══ Extracted entries ══

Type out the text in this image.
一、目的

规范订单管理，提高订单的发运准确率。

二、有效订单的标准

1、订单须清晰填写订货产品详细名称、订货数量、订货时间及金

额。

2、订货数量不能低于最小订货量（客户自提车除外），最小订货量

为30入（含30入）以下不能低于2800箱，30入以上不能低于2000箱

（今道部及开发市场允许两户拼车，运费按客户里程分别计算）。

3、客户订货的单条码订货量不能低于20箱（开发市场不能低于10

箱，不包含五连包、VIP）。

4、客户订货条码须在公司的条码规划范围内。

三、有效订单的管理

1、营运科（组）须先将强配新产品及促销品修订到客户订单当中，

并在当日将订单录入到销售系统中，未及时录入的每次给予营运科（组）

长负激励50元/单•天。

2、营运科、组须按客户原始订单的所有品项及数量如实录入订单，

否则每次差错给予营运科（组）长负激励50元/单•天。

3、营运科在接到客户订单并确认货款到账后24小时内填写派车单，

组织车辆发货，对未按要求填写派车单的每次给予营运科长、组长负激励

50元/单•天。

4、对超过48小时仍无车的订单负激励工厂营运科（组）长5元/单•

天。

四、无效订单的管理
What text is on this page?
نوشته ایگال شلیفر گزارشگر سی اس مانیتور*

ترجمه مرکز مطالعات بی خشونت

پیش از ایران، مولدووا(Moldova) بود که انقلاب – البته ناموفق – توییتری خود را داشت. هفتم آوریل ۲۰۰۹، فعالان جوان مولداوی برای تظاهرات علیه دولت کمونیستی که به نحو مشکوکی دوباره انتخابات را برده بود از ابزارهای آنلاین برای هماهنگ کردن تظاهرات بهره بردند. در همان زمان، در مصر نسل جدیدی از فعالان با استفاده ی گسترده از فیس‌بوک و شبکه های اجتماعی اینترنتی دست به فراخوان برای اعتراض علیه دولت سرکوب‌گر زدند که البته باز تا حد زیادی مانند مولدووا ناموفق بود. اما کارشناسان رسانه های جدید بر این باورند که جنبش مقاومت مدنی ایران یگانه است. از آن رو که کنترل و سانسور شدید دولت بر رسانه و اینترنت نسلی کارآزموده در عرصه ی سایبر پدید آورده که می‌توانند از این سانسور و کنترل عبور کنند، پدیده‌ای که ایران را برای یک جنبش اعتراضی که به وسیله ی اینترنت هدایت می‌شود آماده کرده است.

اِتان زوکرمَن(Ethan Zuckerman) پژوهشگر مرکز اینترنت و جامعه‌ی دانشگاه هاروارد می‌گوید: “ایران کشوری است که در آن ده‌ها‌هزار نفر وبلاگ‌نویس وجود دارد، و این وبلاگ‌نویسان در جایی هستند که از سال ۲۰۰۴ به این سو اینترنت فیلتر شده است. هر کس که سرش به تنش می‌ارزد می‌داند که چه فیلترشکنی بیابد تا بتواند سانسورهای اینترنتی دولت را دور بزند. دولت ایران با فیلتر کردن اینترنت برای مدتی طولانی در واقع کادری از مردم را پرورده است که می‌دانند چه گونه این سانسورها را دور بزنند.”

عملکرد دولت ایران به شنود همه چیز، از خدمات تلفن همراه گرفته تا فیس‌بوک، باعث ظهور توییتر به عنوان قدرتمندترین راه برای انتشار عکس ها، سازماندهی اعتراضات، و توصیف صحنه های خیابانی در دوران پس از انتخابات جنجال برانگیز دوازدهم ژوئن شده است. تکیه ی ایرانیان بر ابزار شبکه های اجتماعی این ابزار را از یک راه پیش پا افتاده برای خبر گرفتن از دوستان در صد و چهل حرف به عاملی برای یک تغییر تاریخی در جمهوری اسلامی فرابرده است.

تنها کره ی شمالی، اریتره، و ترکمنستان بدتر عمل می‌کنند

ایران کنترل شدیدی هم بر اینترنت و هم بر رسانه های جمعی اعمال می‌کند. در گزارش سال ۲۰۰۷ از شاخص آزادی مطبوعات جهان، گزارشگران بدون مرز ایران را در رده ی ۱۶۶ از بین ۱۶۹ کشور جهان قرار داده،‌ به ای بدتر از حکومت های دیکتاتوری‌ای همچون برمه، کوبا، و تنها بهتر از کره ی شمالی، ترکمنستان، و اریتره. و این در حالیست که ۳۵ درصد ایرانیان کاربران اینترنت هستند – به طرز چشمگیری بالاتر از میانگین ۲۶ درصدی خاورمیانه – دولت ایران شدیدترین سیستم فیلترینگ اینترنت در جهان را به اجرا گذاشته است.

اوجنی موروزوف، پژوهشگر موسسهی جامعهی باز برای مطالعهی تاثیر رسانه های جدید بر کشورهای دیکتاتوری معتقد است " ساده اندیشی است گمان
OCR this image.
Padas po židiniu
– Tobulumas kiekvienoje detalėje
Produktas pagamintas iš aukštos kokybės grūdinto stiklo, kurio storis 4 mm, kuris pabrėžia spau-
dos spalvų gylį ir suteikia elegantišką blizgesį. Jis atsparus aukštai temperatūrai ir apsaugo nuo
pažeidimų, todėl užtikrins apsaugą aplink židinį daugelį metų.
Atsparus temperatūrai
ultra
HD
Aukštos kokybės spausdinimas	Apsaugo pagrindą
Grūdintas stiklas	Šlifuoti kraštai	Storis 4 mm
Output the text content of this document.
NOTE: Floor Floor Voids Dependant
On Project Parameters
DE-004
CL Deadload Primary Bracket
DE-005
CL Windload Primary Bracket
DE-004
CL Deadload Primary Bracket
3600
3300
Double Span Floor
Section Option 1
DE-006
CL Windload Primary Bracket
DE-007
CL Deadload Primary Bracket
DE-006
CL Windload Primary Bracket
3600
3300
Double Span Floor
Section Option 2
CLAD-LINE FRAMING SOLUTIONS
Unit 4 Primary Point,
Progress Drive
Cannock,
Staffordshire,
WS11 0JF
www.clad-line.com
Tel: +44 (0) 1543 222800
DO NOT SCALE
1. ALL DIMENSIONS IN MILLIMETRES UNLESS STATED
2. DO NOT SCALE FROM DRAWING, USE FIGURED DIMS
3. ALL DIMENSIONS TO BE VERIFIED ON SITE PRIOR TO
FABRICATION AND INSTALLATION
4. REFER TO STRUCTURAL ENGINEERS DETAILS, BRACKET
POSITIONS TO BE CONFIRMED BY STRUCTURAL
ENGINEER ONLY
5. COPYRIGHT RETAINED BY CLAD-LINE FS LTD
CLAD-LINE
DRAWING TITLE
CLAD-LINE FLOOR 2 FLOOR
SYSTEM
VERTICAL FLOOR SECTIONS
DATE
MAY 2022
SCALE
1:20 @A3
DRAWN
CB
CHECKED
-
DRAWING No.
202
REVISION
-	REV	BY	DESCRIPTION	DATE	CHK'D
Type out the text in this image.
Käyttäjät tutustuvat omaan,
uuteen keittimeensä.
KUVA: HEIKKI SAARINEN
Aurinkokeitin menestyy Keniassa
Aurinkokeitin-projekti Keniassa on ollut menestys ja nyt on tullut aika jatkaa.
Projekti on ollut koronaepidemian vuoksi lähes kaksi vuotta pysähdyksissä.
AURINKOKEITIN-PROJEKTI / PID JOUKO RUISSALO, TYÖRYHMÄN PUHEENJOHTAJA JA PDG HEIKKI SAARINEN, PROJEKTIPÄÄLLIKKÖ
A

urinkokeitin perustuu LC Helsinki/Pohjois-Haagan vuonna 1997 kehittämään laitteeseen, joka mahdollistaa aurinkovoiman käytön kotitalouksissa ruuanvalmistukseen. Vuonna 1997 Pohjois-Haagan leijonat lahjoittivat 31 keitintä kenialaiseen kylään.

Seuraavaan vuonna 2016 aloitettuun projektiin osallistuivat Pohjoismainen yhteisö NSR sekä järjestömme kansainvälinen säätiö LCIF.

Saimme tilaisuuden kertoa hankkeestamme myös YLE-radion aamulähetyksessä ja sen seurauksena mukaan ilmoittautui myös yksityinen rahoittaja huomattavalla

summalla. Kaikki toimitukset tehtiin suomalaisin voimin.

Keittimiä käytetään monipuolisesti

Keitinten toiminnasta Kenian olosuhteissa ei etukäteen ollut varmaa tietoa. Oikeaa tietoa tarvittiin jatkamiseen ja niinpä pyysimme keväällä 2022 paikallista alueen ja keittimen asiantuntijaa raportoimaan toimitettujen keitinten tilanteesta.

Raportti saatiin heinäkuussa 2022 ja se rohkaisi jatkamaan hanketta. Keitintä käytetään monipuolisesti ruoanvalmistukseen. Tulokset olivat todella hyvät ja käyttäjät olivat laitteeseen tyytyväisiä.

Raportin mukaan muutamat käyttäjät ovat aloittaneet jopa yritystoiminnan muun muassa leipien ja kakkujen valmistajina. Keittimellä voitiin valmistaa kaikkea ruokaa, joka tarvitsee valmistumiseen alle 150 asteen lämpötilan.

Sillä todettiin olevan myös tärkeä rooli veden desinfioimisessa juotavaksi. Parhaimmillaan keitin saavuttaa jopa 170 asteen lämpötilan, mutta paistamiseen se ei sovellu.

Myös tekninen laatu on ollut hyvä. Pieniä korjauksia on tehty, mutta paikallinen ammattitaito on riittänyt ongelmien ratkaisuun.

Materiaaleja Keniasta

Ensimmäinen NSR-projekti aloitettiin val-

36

═══

Directions
Find the lines above that include the string "اینترنتی" and copy them.

Full solution
پیش از ایران، مولدووا(Moldova) بود که انقلاب – البته ناموفق – توییتری خود را داشت. هفتم آوریل ۲۰۰۹، فعالان جوان مولداوی برای تظاهرات علیه دولت کمونیستی که به نحو مشکوکی دوباره انتخابات را برده بود از ابزارهای آنلاین برای هماهنگ کردن تظاهرات بهره بردند. در همان زمان، در مصر نسل جدیدی از فعالان با استفاده ی گسترده از فیس‌بوک و شبکه های اجتماعی اینترنتی دست به فراخوان برای اعتراض علیه دولت سرکوب‌گر زدند که البته باز تا حد زیادی مانند مولدووا ناموفق بود. اما کارشناسان رسانه های جدید بر این باورند که جنبش مقاومت مدنی ایران یگانه است. از آن رو که کنترل و سانسور شدید دولت بر رسانه و اینترنت نسلی کارآزموده در عرصه ی سایبر پدید آورده که می‌توانند از این سانسور و کنترل عبور کنند، پدیده‌ای که ایران را برای یک جنبش اعتراضی که به وسیله ی اینترنت هدایت می‌شود آماده کرده است.
اِتان زوکرمَن(Ethan Zuckerman) پژوهشگر مرکز اینترنت و جامعه‌ی دانشگاه هاروارد می‌گوید: “ایران کشوری است که در آن ده‌ها‌هزار نفر وبلاگ‌نویس وجود دارد، و این وبلاگ‌نویسان در جایی هستند که از سال ۲۰۰۴ به این سو اینترنت فیلتر شده است. هر کس که سرش به تنش می‌ارزد می‌داند که چه فیلترشکنی بیابد تا بتواند سانسورهای اینترنتی دولت را دور بزند. دولت ایران با فیلتر کردن اینترنت برای مدتی طولانی در واقع کادری از مردم را پرورده است که می‌دانند چه گونه این سانسورها را دور بزنند.”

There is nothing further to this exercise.